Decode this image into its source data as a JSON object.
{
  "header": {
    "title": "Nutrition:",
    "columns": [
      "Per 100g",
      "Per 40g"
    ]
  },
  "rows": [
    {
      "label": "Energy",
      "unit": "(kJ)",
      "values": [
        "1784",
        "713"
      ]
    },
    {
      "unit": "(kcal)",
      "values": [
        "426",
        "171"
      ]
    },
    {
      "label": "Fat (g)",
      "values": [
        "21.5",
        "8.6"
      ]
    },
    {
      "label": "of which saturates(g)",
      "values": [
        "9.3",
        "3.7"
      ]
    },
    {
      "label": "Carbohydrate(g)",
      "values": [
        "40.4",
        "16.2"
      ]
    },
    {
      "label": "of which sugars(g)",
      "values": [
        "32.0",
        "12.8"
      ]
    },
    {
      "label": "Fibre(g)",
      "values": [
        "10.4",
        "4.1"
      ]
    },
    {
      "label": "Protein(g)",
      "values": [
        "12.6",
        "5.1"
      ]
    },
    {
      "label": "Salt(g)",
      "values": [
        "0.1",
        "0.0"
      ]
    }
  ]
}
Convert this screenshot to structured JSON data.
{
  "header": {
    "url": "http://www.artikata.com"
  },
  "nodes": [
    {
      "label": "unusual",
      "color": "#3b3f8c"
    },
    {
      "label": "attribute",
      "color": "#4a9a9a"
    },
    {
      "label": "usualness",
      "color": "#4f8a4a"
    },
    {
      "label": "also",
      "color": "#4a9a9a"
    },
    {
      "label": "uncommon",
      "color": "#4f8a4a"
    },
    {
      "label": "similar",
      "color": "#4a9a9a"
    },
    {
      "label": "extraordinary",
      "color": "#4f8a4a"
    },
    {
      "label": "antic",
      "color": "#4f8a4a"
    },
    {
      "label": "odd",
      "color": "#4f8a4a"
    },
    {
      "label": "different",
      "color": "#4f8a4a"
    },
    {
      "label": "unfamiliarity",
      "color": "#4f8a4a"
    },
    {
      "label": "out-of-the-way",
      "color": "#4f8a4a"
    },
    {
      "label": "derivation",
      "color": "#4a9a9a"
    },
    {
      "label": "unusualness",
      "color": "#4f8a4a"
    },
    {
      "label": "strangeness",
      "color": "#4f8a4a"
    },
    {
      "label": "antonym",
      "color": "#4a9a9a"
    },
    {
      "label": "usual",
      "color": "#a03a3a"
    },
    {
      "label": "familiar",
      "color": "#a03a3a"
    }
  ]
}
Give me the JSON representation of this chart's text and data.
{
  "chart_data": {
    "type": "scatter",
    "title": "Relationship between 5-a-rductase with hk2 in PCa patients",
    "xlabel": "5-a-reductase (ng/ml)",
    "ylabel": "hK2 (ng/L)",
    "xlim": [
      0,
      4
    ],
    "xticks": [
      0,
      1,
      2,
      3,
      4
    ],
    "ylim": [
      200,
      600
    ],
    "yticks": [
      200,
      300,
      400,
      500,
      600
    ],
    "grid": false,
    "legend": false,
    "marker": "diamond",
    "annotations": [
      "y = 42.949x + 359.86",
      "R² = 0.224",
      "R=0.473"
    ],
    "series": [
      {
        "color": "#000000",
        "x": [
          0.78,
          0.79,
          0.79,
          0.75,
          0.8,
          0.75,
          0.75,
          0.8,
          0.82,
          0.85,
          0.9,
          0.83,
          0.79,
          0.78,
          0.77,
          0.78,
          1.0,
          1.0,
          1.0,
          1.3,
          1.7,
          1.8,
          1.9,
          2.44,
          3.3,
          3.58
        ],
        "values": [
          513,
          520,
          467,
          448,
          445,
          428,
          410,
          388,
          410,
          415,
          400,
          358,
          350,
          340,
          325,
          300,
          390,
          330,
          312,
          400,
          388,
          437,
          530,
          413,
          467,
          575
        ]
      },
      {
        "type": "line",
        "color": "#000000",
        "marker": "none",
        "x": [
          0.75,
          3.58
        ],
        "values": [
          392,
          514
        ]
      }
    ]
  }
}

▶ [What you should do] Please give each line above again, word for word.

▶ [Your response]
Decode this image into its source data as a JSON object.
{
  "header": {
    "title": "Nutrition:",
    "columns": [
      "Per 100g",
      "Per 40g"
    ]
  },
  "rows": [
    {
      "label": "Energy",
      "unit": "(kJ)",
      "values": [
        "1784",
        "713"
      ]
    },
    {
      "unit": "(kcal)",
      "values": [
        "426",
        "171"
      ]
    },
    {
      "label": "Fat (g)",
      "values": [
        "21.5",
        "8.6"
      ]
    },
    {
      "label": "of which saturates(g)",
      "values": [
        "9.3",
        "3.7"
      ]
    },
    {
      "label": "Carbohydrate(g)",
      "values": [
        "40.4",
        "16.2"
      ]
    },
    {
      "label": "of which sugars(g)",
      "values": [
        "32.0",
        "12.8"
      ]
    },
    {
      "label": "Fibre(g)",
      "values": [
        "10.4",
        "4.1"
      ]
    },
    {
      "label": "Protein(g)",
      "values": [
        "12.6",
        "5.1"
      ]
    },
    {
      "label": "Salt(g)",
      "values": [
        "0.1",
        "0.0"
      ]
    }
  ]
}
Convert this screenshot to structured JSON data.
{
  "header": {
    "url": "http://www.artikata.com"
  },
  "nodes": [
    {
      "label": "unusual",
      "color": "#3b3f8c"
    },
    {
      "label": "attribute",
      "color": "#4a9a9a"
    },
    {
      "label": "usualness",
      "color": "#4f8a4a"
    },
    {
      "label": "also",
      "color": "#4a9a9a"
    },
    {
      "label": "uncommon",
      "color": "#4f8a4a"
    },
    {
      "label": "similar",
      "color": "#4a9a9a"
    },
    {
      "label": "extraordinary",
      "color": "#4f8a4a"
    },
    {
      "label": "antic",
      "color": "#4f8a4a"
    },
    {
      "label": "odd",
      "color": "#4f8a4a"
    },
    {
      "label": "different",
      "color": "#4f8a4a"
    },
    {
      "label": "unfamiliarity",
      "color": "#4f8a4a"
    },
    {
      "label": "out-of-the-way",
      "color": "#4f8a4a"
    },
    {
      "label": "derivation",
      "color": "#4a9a9a"
    },
    {
      "label": "unusualness",
      "color": "#4f8a4a"
    },
    {
      "label": "strangeness",
      "color": "#4f8a4a"
    },
    {
      "label": "antonym",
      "color": "#4a9a9a"
    },
    {
      "label": "usual",
      "color": "#a03a3a"
    },
    {
      "label": "familiar",
      "color": "#a03a3a"
    }
  ]
}
Give me the JSON representation of this chart's text and data.
{
  "chart_data": {
    "type": "scatter",
    "title": "Relationship between 5-a-rductase with hk2 in PCa patients",
    "xlabel": "5-a-reductase (ng/ml)",
    "ylabel": "hK2 (ng/L)",
    "xlim": [
      0,
      4
    ],
    "xticks": [
      0,
      1,
      2,
      3,
      4
    ],
    "ylim": [
      200,
      600
    ],
    "yticks": [
      200,
      300,
      400,
      500,
      600
    ],
    "grid": false,
    "legend": false,
    "marker": "diamond",
    "annotations": [
      "y = 42.949x + 359.86",
      "R² = 0.224",
      "R=0.473"
    ],
    "series": [
      {
        "color": "#000000",
        "x": [
          0.78,
          0.79,
          0.79,
          0.75,
          0.8,
          0.75,
          0.75,
          0.8,
          0.82,
          0.85,
          0.9,
          0.83,
          0.79,
          0.78,
          0.77,
          0.78,
          1.0,
          1.0,
          1.0,
          1.3,
          1.7,
          1.8,
          1.9,
          2.44,
          3.3,
          3.58
        ],
        "values": [
          513,
          520,
          467,
          448,
          445,
          428,
          410,
          388,
          410,
          415,
          400,
          358,
          350,
          340,
          325,
          300,
          390,
          330,
          312,
          400,
          388,
          437,
          530,
          413,
          467,
          575
        ]
      },
      {
        "type": "line",
        "color": "#000000",
        "marker": "none",
        "x": [
          0.75,
          3.58
        ],
        "values": [
          392,
          514
        ]
      }
    ]
  }
}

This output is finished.